▸ **WHAT THIS TASK INVOLVES**
In the entries, find all lines that hold the word "text" and copy them.

▸ **ENTRIES**
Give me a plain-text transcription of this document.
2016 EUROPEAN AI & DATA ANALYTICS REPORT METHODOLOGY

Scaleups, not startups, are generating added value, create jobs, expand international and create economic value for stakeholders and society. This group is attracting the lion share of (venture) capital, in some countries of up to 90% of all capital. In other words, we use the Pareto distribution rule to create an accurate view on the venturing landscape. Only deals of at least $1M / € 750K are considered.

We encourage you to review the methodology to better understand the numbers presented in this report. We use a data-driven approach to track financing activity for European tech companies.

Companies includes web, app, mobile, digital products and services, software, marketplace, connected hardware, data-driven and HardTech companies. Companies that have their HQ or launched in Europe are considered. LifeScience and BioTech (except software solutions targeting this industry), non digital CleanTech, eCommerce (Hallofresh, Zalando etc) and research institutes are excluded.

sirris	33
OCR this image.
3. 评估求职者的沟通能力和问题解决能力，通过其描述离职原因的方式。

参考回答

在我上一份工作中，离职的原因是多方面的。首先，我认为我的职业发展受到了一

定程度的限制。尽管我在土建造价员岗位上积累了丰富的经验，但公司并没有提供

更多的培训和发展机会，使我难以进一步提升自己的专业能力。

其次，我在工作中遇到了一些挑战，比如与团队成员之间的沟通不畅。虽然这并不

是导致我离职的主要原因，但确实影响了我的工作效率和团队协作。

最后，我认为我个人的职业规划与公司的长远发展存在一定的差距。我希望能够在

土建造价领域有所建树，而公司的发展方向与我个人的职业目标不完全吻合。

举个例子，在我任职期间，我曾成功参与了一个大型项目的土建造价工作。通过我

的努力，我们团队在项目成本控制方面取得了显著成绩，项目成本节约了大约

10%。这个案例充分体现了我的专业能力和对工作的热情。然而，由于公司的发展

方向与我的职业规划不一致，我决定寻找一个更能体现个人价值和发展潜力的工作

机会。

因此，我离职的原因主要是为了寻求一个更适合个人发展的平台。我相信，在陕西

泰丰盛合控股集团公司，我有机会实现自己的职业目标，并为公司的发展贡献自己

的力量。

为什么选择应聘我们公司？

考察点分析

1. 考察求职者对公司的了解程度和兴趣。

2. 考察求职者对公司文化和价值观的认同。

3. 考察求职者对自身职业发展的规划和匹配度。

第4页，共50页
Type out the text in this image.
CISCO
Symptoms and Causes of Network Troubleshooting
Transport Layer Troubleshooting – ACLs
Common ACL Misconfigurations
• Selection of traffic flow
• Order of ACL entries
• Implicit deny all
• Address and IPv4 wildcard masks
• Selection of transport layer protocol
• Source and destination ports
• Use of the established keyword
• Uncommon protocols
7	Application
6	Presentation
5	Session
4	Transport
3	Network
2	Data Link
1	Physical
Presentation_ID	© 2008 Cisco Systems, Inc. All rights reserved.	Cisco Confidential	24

▸ **TASK RESULT**
Give me a plain-text transcription of this document.
Type out the text in this image.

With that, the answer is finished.